[START SELECTED PASSAGE]

One of our team brought up postmodernism in marketing yesterday, and I began looking for some references. When I was doing my thesis, the European Journal of Marketing had a special on postmodernism, and one of my lecturers prior to that, David Stewart, was quite in to the postmodern concept about 10 years ago.
I always had my doubts about whether postmodernism, in marketing at least, was a real concept. In design, modernism brought order; postmodernism, at least expressed in graphics, tended to be “slightly messier”, from a layperson’s point of view. Postmodern automotive design was typiﬁed by the Coupé Fiat, Alfa 147 and Ford Scorpio, or so thought Stephen Bayley in Car in the mid-’90s. Ten years on, these vehicles look dated, as much as vehicles designed during what could be termed the modern era. They hardly look daring as we became accustomed to them; and the shapes just seem like modernism with embellishments. (If the Coupé Fiat is postmodern, then surely so was the Triumph TR7.)
Postmodern graphics just reminded me of futurism, and some of the chaotic work just prior to that. We are talking mid-1900s. David Carson, Beach Culture, et al did not suggest anything that novel to me—sure, they were clever and I admired them, albeit with a slight aloofness brought by snobbery—but it was not a movement beyond modernism that was unprecedented in history. I also had my doubts at law school that critical legal studies were postmodern, when there were functioning models like Confucianism that could be, at least to me, a resulting, efﬁcient model for law and society remedying a period of chaos. (Or, for that matter, many Paciﬁc island models that are still practised among numerous Polynesians, which seem superior to many occidental ones.)
When researching the topic as relating to marketing to answer our team member’s question, postmodernism is thought of as the consumer empowerment movement—where individuals determine brands’ meanings, not organizations. It is perhaps a more obvious representation of an existing concept being put on to its head: that organizations no longer owned brands, but consumers controlled them through emails, tattoos, and blogs. Individualism, freedom of choice and new social movements are cited as some of postmodernism’s hallmarks in marketing and branding—but is this that new?

[END SELECTED PASSAGE]
[START DATA PROVIDED]

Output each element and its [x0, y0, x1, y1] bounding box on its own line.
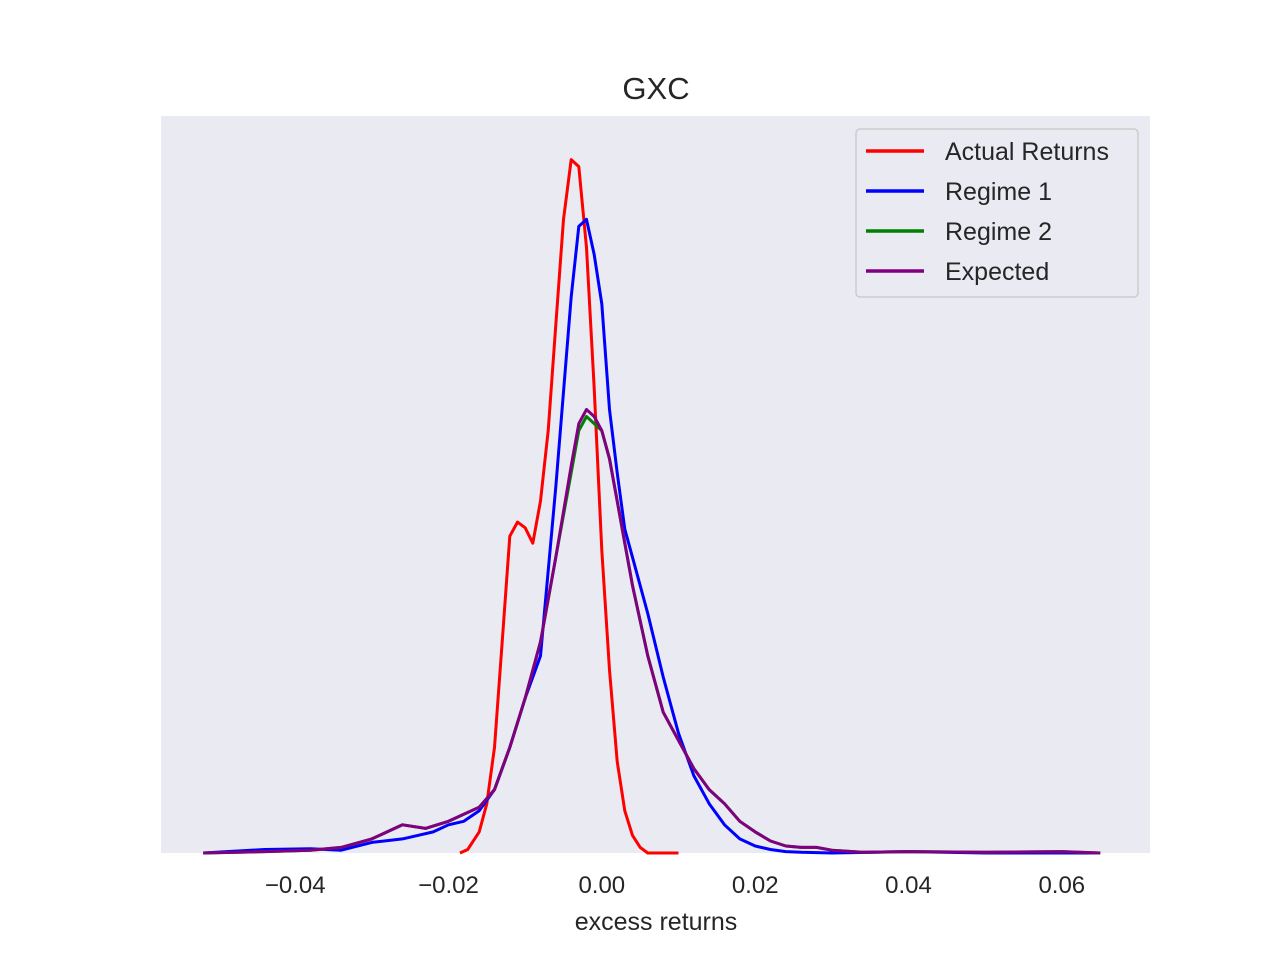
chart-title: GXC — [622, 71, 689, 106]
legend-label: Expected — [945, 258, 1049, 286]
legend: Actual Returns Regime 1 Regime 2 Expected — [855, 128, 1139, 298]
series-line-2 — [203, 217, 1101, 855]
x-tick-label: 0.00 — [578, 872, 625, 899]
legend-box — [855, 128, 1139, 298]
series-lines — [203, 158, 1101, 855]
x-tick-label: −0.04 — [265, 872, 326, 899]
x-tick-label: −0.02 — [418, 872, 479, 899]
legend-label: Regime 2 — [945, 218, 1052, 246]
x-axis-ticks: −0.04 −0.02 0.00 0.02 0.04 0.06 — [265, 872, 1085, 899]
legend-label: Regime 1 — [945, 178, 1052, 206]
x-tick-label: 0.02 — [732, 872, 779, 899]
legend-items: Actual Returns Regime 1 Regime 2 Expected — [866, 138, 1109, 286]
series-line-4 — [203, 408, 1101, 855]
x-tick-label: 0.04 — [885, 872, 932, 899]
x-tick-label: 0.06 — [1038, 872, 1085, 899]
legend-label: Actual Returns — [945, 138, 1109, 166]
x-axis-label: excess returns — [575, 908, 738, 936]
series-line-1 — [459, 158, 679, 855]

[END DATA PROVIDED]

▶ _GOAL_:
Please pick up the piece on postmodernism in marketing above where it stops and continue it.

▶ _REPLY TO THE EXERCISE_:
The romantic notions of individualism have been with us for some time, and whatever is happening in branding, such as in Stefan Engeseth’s book One, seems to be a logical extension of that. Freedom of choice was the promise of consumerism in the modernist era. As to new social movements: while I am no sociologist, the movements are the same as they ever were, only we are forming more useful groups across planets thanks to electronic communication. Again an extension of what has gone before.
For some reason, I think postmodernism will simply be seen as an extension of modernism by the historian of the mid-21st century. Until our institutions actually change, or our behaviours become far more responsible, and we begin treating the planet’s inhabitants as one, I don’t believe we have a new movement. The next great movement is either a highly pessimistic one (where we destroy ourselves through carelessness in environmental policy and in military strategy), or a highly optimistic one (where, through the planetary emergency we ﬁnd ourselves in, we consciously make a shift to a more caring society where neighbourhoods are globally and virtually structured).
If the blogosphere can grow strongly and quickly enough, then the latter is more likely, as people band together and share their thoughts. Misunderstandings—particularly between states—evaporate into the past. The next generation of politicians, brought up with the internet, seek real relationships via the internet separate from irrelevant and detached institutions. The internet could be the best BS ﬁlter for a generation that can instinctively detect marketing-speak, spin and political gobbledegook. And then we can talk about postmodernism.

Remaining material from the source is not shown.